Source records
+--
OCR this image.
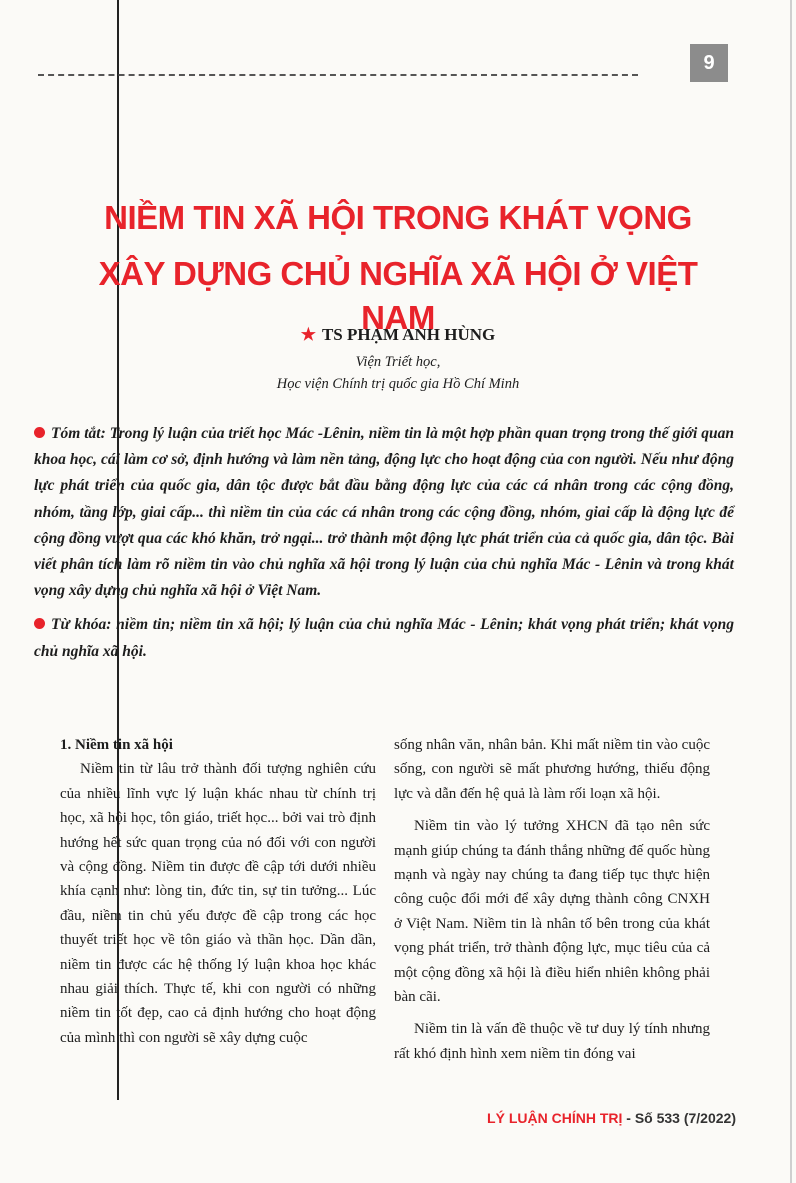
9
NIỀM TIN XÃ HỘI TRONG KHÁT VỌNG
XÂY DỰNG CHỦ NGHĨA XÃ HỘI Ở VIỆT NAM
★ TS PHẠM ANH HÙNG
Viện Triết học,
Học viện Chính trị quốc gia Hồ Chí Minh

Tóm tắt: Trong lý luận của triết học Mác -Lênin, niềm tin là một hợp phần quan trọng trong thế giới quan khoa học, cái làm cơ sở, định hướng và làm nền tảng, động lực cho hoạt động của con người. Nếu như động lực phát triển của quốc gia, dân tộc được bắt đầu bằng động lực của các cá nhân trong các cộng đồng, nhóm, tầng lớp, giai cấp... thì niềm tin của các cá nhân trong các cộng đồng, nhóm, giai cấp là động lực để cộng đồng vượt qua các khó khăn, trở ngại... trở thành một động lực phát triển của cả quốc gia, dân tộc. Bài viết phân tích làm rõ niềm tin vào chủ nghĩa xã hội trong lý luận của chủ nghĩa Mác - Lênin và trong khát vọng xây dựng chủ nghĩa xã hội ở Việt Nam.

Từ khóa: niềm tin; niềm tin xã hội; lý luận của chủ nghĩa Mác - Lênin; khát vọng phát triển; khát vọng chủ nghĩa xã hội.

1. Niềm tin xã hội

Niềm tin từ lâu trở thành đối tượng nghiên cứu của nhiều lĩnh vực lý luận khác nhau từ chính trị học, xã hội học, tôn giáo, triết học... bởi vai trò định hướng hết sức quan trọng của nó đối với con người và cộng đồng. Niềm tin được đề cập tới dưới nhiều khía cạnh như: lòng tin, đức tin, sự tin tưởng... Lúc đầu, niềm tin chủ yếu được đề cập trong các học thuyết triết học về tôn giáo và thần học. Dần dần, niềm tin được các hệ thống lý luận khoa học khác nhau giải thích. Thực tế, khi con người có những niềm tin tốt đẹp, cao cả định hướng cho hoạt động của mình thì con người sẽ xây dựng cuộc

sống nhân văn, nhân bản. Khi mất niềm tin vào cuộc sống, con người sẽ mất phương hướng, thiếu động lực và dẫn đến hệ quả là làm rối loạn xã hội.

Niềm tin vào lý tưởng XHCN đã tạo nên sức mạnh giúp chúng ta đánh thắng những đế quốc hùng mạnh và ngày nay chúng ta đang tiếp tục thực hiện công cuộc đổi mới để xây dựng thành công CNXH ở Việt Nam. Niềm tin là nhân tố bên trong của khát vọng phát triển, trở thành động lực, mục tiêu của cả một cộng đồng xã hội là điều hiển nhiên không phải bàn cãi.

Niềm tin là vấn đề thuộc về tư duy lý tính nhưng rất khó định hình xem niềm tin đóng vai

LÝ LUẬN CHÍNH TRỊ - Số 533 (7/2022)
+--
◆ STATED TASK:
Exclude the images and reproduce the remaining data exactly.

◆ ANSWER TO THIS EXERCISE:
OCR this image.
9
NIỀM TIN XÃ HỘI TRONG KHÁT VỌNG
XÂY DỰNG CHỦ NGHĨA XÃ HỘI Ở VIỆT NAM
★ TS PHẠM ANH HÙNG
Viện Triết học,
Học viện Chính trị quốc gia Hồ Chí Minh

Tóm tắt: Trong lý luận của triết học Mác -Lênin, niềm tin là một hợp phần quan trọng trong thế giới quan khoa học, cái làm cơ sở, định hướng và làm nền tảng, động lực cho hoạt động của con người. Nếu như động lực phát triển của quốc gia, dân tộc được bắt đầu bằng động lực của các cá nhân trong các cộng đồng, nhóm, tầng lớp, giai cấp... thì niềm tin của các cá nhân trong các cộng đồng, nhóm, giai cấp là động lực để cộng đồng vượt qua các khó khăn, trở ngại... trở thành một động lực phát triển của cả quốc gia, dân tộc. Bài viết phân tích làm rõ niềm tin vào chủ nghĩa xã hội trong lý luận của chủ nghĩa Mác - Lênin và trong khát vọng xây dựng chủ nghĩa xã hội ở Việt Nam.

Từ khóa: niềm tin; niềm tin xã hội; lý luận của chủ nghĩa Mác - Lênin; khát vọng phát triển; khát vọng chủ nghĩa xã hội.

1. Niềm tin xã hội

Niềm tin từ lâu trở thành đối tượng nghiên cứu của nhiều lĩnh vực lý luận khác nhau từ chính trị học, xã hội học, tôn giáo, triết học... bởi vai trò định hướng hết sức quan trọng của nó đối với con người và cộng đồng. Niềm tin được đề cập tới dưới nhiều khía cạnh như: lòng tin, đức tin, sự tin tưởng... Lúc đầu, niềm tin chủ yếu được đề cập trong các học thuyết triết học về tôn giáo và thần học. Dần dần, niềm tin được các hệ thống lý luận khoa học khác nhau giải thích. Thực tế, khi con người có những niềm tin tốt đẹp, cao cả định hướng cho hoạt động của mình thì con người sẽ xây dựng cuộc

sống nhân văn, nhân bản. Khi mất niềm tin vào cuộc sống, con người sẽ mất phương hướng, thiếu động lực và dẫn đến hệ quả là làm rối loạn xã hội.

Niềm tin vào lý tưởng XHCN đã tạo nên sức mạnh giúp chúng ta đánh thắng những đế quốc hùng mạnh và ngày nay chúng ta đang tiếp tục thực hiện công cuộc đổi mới để xây dựng thành công CNXH ở Việt Nam. Niềm tin là nhân tố bên trong của khát vọng phát triển, trở thành động lực, mục tiêu của cả một cộng đồng xã hội là điều hiển nhiên không phải bàn cãi.

Niềm tin là vấn đề thuộc về tư duy lý tính nhưng rất khó định hình xem niềm tin đóng vai

LÝ LUẬN CHÍNH TRỊ - Số 533 (7/2022)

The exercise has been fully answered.